## EXERCISE DESCRIPTION
Extract all of the entries and give them again, word for word.

## GIVEN DATA

[start]

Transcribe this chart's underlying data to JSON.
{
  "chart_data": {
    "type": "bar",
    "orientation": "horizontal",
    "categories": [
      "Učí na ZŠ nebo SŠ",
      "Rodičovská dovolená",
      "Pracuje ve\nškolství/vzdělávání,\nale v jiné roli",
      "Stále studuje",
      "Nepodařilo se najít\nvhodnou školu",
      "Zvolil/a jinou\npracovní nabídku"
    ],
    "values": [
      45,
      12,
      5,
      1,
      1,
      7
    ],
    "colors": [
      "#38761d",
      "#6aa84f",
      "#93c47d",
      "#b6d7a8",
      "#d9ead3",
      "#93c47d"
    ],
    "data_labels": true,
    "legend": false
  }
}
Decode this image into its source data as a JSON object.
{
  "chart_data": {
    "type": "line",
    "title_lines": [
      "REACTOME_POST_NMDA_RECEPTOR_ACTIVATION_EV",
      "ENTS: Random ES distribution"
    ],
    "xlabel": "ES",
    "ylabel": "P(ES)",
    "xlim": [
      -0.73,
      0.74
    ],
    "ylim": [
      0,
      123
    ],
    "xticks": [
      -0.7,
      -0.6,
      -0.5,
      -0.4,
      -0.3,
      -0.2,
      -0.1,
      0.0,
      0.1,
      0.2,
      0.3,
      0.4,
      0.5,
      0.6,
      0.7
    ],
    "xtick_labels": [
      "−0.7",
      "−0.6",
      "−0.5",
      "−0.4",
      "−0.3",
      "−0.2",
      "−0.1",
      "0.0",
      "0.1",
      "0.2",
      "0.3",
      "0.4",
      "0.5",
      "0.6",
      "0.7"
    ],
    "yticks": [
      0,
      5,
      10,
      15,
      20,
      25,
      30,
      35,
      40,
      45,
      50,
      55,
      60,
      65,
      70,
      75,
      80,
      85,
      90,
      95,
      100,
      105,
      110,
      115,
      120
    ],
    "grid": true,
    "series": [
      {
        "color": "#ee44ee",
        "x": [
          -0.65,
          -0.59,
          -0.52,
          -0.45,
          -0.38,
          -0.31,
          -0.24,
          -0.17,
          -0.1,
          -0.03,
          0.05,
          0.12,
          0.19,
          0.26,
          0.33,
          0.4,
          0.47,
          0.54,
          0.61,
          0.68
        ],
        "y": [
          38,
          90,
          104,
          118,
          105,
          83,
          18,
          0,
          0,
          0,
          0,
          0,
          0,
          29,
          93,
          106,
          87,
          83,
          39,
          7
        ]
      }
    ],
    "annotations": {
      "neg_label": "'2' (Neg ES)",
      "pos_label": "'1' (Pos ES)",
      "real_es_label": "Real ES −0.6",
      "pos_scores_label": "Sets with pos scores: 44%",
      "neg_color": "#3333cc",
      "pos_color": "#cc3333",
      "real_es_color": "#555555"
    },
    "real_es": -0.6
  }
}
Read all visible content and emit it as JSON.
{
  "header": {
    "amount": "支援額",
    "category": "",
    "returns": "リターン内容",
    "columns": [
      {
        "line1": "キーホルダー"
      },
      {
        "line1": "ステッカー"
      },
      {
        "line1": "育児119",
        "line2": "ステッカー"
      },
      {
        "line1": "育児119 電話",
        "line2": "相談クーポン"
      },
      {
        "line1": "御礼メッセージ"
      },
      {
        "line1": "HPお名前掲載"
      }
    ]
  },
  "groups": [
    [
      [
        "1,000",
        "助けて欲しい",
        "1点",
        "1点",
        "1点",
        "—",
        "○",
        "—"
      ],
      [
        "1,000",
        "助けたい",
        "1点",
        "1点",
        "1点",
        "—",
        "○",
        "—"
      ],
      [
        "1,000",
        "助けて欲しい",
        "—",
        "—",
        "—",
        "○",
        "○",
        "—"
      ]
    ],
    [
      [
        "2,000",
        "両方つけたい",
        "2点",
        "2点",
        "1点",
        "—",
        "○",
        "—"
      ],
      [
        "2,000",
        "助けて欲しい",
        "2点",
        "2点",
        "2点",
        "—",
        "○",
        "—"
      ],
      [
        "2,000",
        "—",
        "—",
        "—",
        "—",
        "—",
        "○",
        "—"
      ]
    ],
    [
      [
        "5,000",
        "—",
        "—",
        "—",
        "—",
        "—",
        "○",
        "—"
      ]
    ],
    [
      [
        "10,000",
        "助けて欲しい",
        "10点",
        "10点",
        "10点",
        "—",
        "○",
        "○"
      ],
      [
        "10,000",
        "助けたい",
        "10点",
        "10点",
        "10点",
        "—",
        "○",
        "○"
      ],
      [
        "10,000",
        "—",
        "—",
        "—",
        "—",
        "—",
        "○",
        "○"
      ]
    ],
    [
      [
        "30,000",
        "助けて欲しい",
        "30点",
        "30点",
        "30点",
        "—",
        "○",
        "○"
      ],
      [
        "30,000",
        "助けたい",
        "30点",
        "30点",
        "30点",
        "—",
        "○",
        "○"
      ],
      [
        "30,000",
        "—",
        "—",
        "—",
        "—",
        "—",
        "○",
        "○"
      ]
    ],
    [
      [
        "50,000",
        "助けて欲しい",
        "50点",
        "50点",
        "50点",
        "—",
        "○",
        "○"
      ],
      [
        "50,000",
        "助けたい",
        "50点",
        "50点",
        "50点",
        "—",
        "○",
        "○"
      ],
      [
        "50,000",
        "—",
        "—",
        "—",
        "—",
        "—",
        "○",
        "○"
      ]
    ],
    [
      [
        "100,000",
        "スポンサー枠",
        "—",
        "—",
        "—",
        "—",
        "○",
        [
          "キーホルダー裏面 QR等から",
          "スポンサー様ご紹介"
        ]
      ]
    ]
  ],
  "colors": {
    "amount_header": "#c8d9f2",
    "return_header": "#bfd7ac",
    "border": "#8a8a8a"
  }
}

[end]

## RESULT OF THIS TASK
Transcribe this chart's underlying data to JSON.
{
  "chart_data": {
    "type": "bar",
    "orientation": "horizontal",
    "categories": [
      "Učí na ZŠ nebo SŠ",
      "Rodičovská dovolená",
      "Pracuje ve\nškolství/vzdělávání,\nale v jiné roli",
      "Stále studuje",
      "Nepodařilo se najít\nvhodnou školu",
      "Zvolil/a jinou\npracovní nabídku"
    ],
    "values": [
      45,
      12,
      5,
      1,
      1,
      7
    ],
    "colors": [
      "#38761d",
      "#6aa84f",
      "#93c47d",
      "#b6d7a8",
      "#d9ead3",
      "#93c47d"
    ],
    "data_labels": true,
    "legend": false
  }
}
Decode this image into its source data as a JSON object.
{
  "chart_data": {
    "type": "line",
    "title_lines": [
      "REACTOME_POST_NMDA_RECEPTOR_ACTIVATION_EV",
      "ENTS: Random ES distribution"
    ],
    "xlabel": "ES",
    "ylabel": "P(ES)",
    "xlim": [
      -0.73,
      0.74
    ],
    "ylim": [
      0,
      123
    ],
    "xticks": [
      -0.7,
      -0.6,
      -0.5,
      -0.4,
      -0.3,
      -0.2,
      -0.1,
      0.0,
      0.1,
      0.2,
      0.3,
      0.4,
      0.5,
      0.6,
      0.7
    ],
    "xtick_labels": [
      "−0.7",
      "−0.6",
      "−0.5",
      "−0.4",
      "−0.3",
      "−0.2",
      "−0.1",
      "0.0",
      "0.1",
      "0.2",
      "0.3",
      "0.4",
      "0.5",
      "0.6",
      "0.7"
    ],
    "yticks": [
      0,
      5,
      10,
      15,
      20,
      25,
      30,
      35,
      40,
      45,
      50,
      55,
      60,
      65,
      70,
      75,
      80,
      85,
      90,
      95,
      100,
      105,
      110,
      115,
      120
    ],
    "grid": true,
    "series": [
      {
        "color": "#ee44ee",
        "x": [
          -0.65,
          -0.59,
          -0.52,
          -0.45,
          -0.38,
          -0.31,
          -0.24,
          -0.17,
          -0.1,
          -0.03,
          0.05,
          0.12,
          0.19,
          0.26,
          0.33,
          0.4,
          0.47,
          0.54,
          0.61,
          0.68
        ],
        "y": [
          38,
          90,
          104,
          118,
          105,
          83,
          18,
          0,
          0,
          0,
          0,
          0,
          0,
          29,
          93,
          106,
          87,
          83,
          39,
          7
        ]
      }
    ],
    "annotations": {
      "neg_label": "'2' (Neg ES)",
      "pos_label": "'1' (Pos ES)",
      "real_es_label": "Real ES −0.6",
      "pos_scores_label": "Sets with pos scores: 44%",
      "neg_color": "#3333cc",
      "pos_color": "#cc3333",
      "real_es_color": "#555555"
    },
    "real_es": -0.6
  }
}
Read all visible content and emit it as JSON.
{
  "header": {
    "amount": "支援額",
    "category": "",
    "returns": "リターン内容",
    "columns": [
      {
        "line1": "キーホルダー"
      },
      {
        "line1": "ステッカー"
      },
      {
        "line1": "育児119",
        "line2": "ステッカー"
      },
      {
        "line1": "育児119 電話",
        "line2": "相談クーポン"
      },
      {
        "line1": "御礼メッセージ"
      },
      {
        "line1": "HPお名前掲載"
      }
    ]
  },
  "groups": [
    [
      [
        "1,000",
        "助けて欲しい",
        "1点",
        "1点",
        "1点",
        "—",
        "○",
        "—"
      ],
      [
        "1,000",
        "助けたい",
        "1点",
        "1点",
        "1点",
        "—",
        "○",
        "—"
      ],
      [
        "1,000",
        "助けて欲しい",
        "—",
        "—",
        "—",
        "○",
        "○",
        "—"
      ]
    ],
    [
      [
        "2,000",
        "両方つけたい",
        "2点",
        "2点",
        "1点",
        "—",
        "○",
        "—"
      ],
      [
        "2,000",
        "助けて欲しい",
        "2点",
        "2点",
        "2点",
        "—",
        "○",
        "—"
      ],
      [
        "2,000",
        "—",
        "—",
        "—",
        "—",
        "—",
        "○",
        "—"
      ]
    ],
    [
      [
        "5,000",
        "—",
        "—",
        "—",
        "—",
        "—",
        "○",
        "—"
      ]
    ],
    [
      [
        "10,000",
        "助けて欲しい",
        "10点",
        "10点",
        "10点",
        "—",
        "○",
        "○"
      ],
      [
        "10,000",
        "助けたい",
        "10点",
        "10点",
        "10点",
        "—",
        "○",
        "○"
      ],
      [
        "10,000",
        "—",
        "—",
        "—",
        "—",
        "—",
        "○",
        "○"
      ]
    ],
    [
      [
        "30,000",
        "助けて欲しい",
        "30点",
        "30点",
        "30点",
        "—",
        "○",
        "○"
      ],
      [
        "30,000",
        "助けたい",
        "30点",
        "30点",
        "30点",
        "—",
        "○",
        "○"
      ],
      [
        "30,000",
        "—",
        "—",
        "—",
        "—",
        "—",
        "○",
        "○"
      ]
    ],
    [
      [
        "50,000",
        "助けて欲しい",
        "50点",
        "50点",
        "50点",
        "—",
        "○",
        "○"
      ],
      [
        "50,000",
        "助けたい",
        "50点",
        "50点",
        "50点",
        "—",
        "○",
        "○"
      ],
      [
        "50,000",
        "—",
        "—",
        "—",
        "—",
        "—",
        "○",
        "○"
      ]
    ],
    [
      [
        "100,000",
        "スポンサー枠",
        "—",
        "—",
        "—",
        "—",
        "○",
        [
          "キーホルダー裏面 QR等から",
          "スポンサー様ご紹介"
        ]
      ]
    ]
  ],
  "colors": {
    "amount_header": "#c8d9f2",
    "return_header": "#bfd7ac",
    "border": "#8a8a8a"
  }
}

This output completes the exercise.